Task prompt
Go through the records and copy each line where the word "aggressive" occurs.

Records provided
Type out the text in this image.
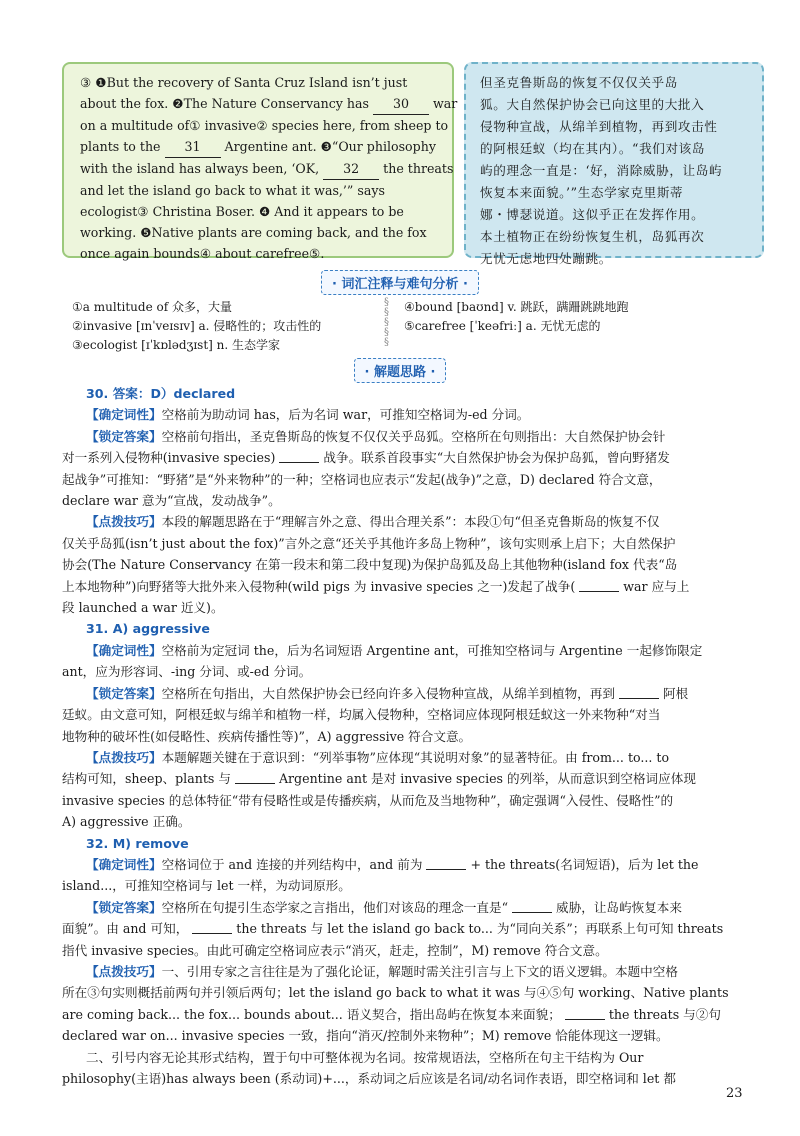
③ ❶But the recovery of Santa Cruz Island isn’t just
about the fox. ❷The Nature Conservancy has 30 war
on a multitude of① invasive② species here, from sheep to
plants to the 31 Argentine ant. ❸“Our philosophy
with the island has always been, ‘OK, 32 the threats
and let the island go back to what it was,’” says
ecologist③ Christina Boser. ❹ And it appears to be
working. ❺Native plants are coming back, and the fox
once again bounds④ about carefree⑤.
但圣克鲁斯岛的恢复不仅仅关乎岛
狐。大自然保护协会已向这里的大批入
侵物种宣战，从绵羊到植物，再到攻击性
的阿根廷蚁（均在其内）。“我们对该岛
屿的理念一直是：‘好，消除威胁，让岛屿
恢复本来面貌。’”生态学家克里斯蒂
娜・博瑟说道。这似乎正在发挥作用。
本土植物正在纷纷恢复生机，岛狐再次
无忧无虑地四处蹦跳。
· 词汇注释与难句分析 ·
①a multitude of 众多，大量
②invasive [ɪnˈveɪsɪv] a. 侵略性的；攻击性的
③ecologist [ɪˈkɒlədʒɪst] n. 生态学家
§
§
§
§
§
④bound [baʊnd] v. 跳跃，蹒跚跳跳地跑
⑤carefree [ˈkeəfriː] a. 无忧无虑的
· 解题思路 ·
30. 答案：D）declared
【确定词性】空格前为助动词 has，后为名词 war，可推知空格词为-ed 分词。
【锁定答案】空格前句指出，圣克鲁斯岛的恢复不仅仅关乎岛狐。空格所在句则指出：大自然保护协会针
对一系列入侵物种(invasive species)	战争。联系首段事实“大自然保护协会为保护岛狐，曾向野猪发
起战争”可推知：“野猪”是“外来物种”的一种；空格词也应表示“发起(战争)”之意，D) declared 符合文意，
declare war 意为“宣战，发动战争”。
【点拨技巧】本段的解题思路在于“理解言外之意、得出合理关系”：本段①句“但圣克鲁斯岛的恢复不仅
仅关乎岛狐(isn’t just about the fox)”言外之意“还关乎其他许多岛上物种”，该句实则承上启下；大自然保护
协会(The Nature Conservancy 在第一段末和第二段中复现)为保护岛狐及岛上其他物种(island fox 代表“岛
上本地物种”)向野猪等大批外来入侵物种(wild pigs 为 invasive species 之一)发起了战争(	war 应与上
段 launched a war 近义)。
31. A) aggressive
【确定词性】空格前为定冠词 the，后为名词短语 Argentine ant，可推知空格词与 Argentine 一起修饰限定
ant，应为形容词、-ing 分词、或-ed 分词。
【锁定答案】空格所在句指出，大自然保护协会已经向许多入侵物种宣战，从绵羊到植物，再到	阿根
廷蚁。由文意可知，阿根廷蚁与绵羊和植物一样，均属入侵物种，空格词应体现阿根廷蚁这一外来物种“对当
地物种的破坏性(如侵略性、疾病传播性等)”，A) aggressive 符合文意。
【点拨技巧】本题解题关键在于意识到：“列举事物”应体现“其说明对象”的显著特征。由 from... to... to
结构可知，sheep、plants 与	Argentine ant 是对 invasive species 的列举，从而意识到空格词应体现
invasive species 的总体特征“带有侵略性或是传播疾病，从而危及当地物种”，确定强调“入侵性、侵略性”的
A) aggressive 正确。
32. M) remove
【确定词性】空格词位于 and 连接的并列结构中，and 前为	+ the threats(名词短语)，后为 let the
island...，可推知空格词与 let 一样，为动词原形。
【锁定答案】空格所在句提引生态学家之言指出，他们对该岛的理念一直是“	威胁，让岛屿恢复本来
面貌”。由 and 可知，	the threats 与 let the island go back to... 为“同向关系”；再联系上句可知 threats
指代 invasive species。由此可确定空格词应表示“消灭，赶走，控制”，M) remove 符合文意。
【点拨技巧】一、引用专家之言往往是为了强化论证，解题时需关注引言与上下文的语义逻辑。本题中空格
所在③句实则概括前两句并引领后两句；let the island go back to what it was 与④⑤句 working、Native plants
are coming back... the fox... bounds about... 语义契合，指出岛屿在恢复本来面貌；	the threats 与②句
declared war on... invasive species 一致，指向“消灭/控制外来物种”；M) remove 恰能体现这一逻辑。
二、引号内容无论其形式结构，置于句中可整体视为名词。按常规语法，空格所在句主干结构为 Our
philosophy(主语)has always been (系动词)+...，系动词之后应该是名词/动名词作表语，即空格词和 let 都
23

Solution below
31. A) aggressive
地物种的破坏性(如侵略性、疾病传播性等)”，A) aggressive 符合文意。
A) aggressive 正确。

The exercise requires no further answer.